[Saved entries]
* * * * * * * * *
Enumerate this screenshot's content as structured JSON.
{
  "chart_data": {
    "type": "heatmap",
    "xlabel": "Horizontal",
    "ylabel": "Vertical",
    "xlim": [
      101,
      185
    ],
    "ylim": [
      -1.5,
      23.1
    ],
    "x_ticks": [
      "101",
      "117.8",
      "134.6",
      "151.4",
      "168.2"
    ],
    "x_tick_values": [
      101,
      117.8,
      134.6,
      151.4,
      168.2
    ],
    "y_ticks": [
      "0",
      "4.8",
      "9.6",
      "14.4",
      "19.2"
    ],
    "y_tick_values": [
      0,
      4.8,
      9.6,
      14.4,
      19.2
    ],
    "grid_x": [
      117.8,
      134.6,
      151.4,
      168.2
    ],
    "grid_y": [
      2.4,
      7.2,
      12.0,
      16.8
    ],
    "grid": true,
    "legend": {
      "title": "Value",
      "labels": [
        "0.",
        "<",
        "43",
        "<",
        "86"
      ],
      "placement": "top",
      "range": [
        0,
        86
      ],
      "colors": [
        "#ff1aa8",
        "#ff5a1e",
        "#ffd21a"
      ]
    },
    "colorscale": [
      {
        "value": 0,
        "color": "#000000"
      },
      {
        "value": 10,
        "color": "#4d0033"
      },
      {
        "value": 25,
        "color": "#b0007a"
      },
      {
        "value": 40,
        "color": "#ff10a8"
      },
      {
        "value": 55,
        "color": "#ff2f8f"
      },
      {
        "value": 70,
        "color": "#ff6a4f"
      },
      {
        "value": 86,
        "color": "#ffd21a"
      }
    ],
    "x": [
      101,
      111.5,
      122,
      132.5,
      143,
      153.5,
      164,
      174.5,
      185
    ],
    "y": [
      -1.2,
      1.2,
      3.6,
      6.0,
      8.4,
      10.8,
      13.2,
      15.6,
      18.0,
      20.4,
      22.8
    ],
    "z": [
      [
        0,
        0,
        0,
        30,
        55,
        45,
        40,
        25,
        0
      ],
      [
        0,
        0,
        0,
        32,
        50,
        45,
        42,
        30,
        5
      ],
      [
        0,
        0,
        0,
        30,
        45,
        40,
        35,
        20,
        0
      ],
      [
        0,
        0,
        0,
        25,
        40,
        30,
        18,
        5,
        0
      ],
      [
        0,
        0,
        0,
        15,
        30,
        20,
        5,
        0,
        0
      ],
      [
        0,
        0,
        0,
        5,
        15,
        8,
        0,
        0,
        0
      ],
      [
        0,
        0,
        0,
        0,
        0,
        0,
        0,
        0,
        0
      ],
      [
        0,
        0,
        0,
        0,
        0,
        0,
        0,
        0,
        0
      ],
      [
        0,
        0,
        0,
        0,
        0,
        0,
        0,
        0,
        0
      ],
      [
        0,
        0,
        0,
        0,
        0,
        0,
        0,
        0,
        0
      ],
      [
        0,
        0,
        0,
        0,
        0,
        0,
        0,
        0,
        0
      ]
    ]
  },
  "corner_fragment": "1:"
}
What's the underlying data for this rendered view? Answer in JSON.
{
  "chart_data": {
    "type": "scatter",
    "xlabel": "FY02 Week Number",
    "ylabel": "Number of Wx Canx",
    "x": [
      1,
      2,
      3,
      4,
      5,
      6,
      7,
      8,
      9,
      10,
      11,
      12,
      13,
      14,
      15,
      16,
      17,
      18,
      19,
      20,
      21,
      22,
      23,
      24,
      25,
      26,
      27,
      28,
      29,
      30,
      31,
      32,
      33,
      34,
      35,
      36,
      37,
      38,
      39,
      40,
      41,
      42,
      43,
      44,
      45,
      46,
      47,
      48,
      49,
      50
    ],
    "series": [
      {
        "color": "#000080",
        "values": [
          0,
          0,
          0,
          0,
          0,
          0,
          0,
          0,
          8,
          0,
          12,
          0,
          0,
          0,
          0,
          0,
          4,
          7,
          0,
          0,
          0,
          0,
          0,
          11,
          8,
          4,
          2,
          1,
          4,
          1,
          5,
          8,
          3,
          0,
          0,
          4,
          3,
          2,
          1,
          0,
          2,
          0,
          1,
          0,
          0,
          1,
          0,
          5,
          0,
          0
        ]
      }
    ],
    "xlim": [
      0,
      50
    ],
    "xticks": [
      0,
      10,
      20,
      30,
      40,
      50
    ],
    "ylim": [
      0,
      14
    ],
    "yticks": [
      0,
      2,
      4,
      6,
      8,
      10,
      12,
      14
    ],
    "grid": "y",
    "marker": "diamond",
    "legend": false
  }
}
* * * * * * * * *
**GIVEN EXERCISE:** Every line of the records that includes the word "JSON" should be gathered.

**TASK SOLUTION:**
Enumerate this screenshot's content as structured JSON.
What's the underlying data for this rendered view? Answer in JSON.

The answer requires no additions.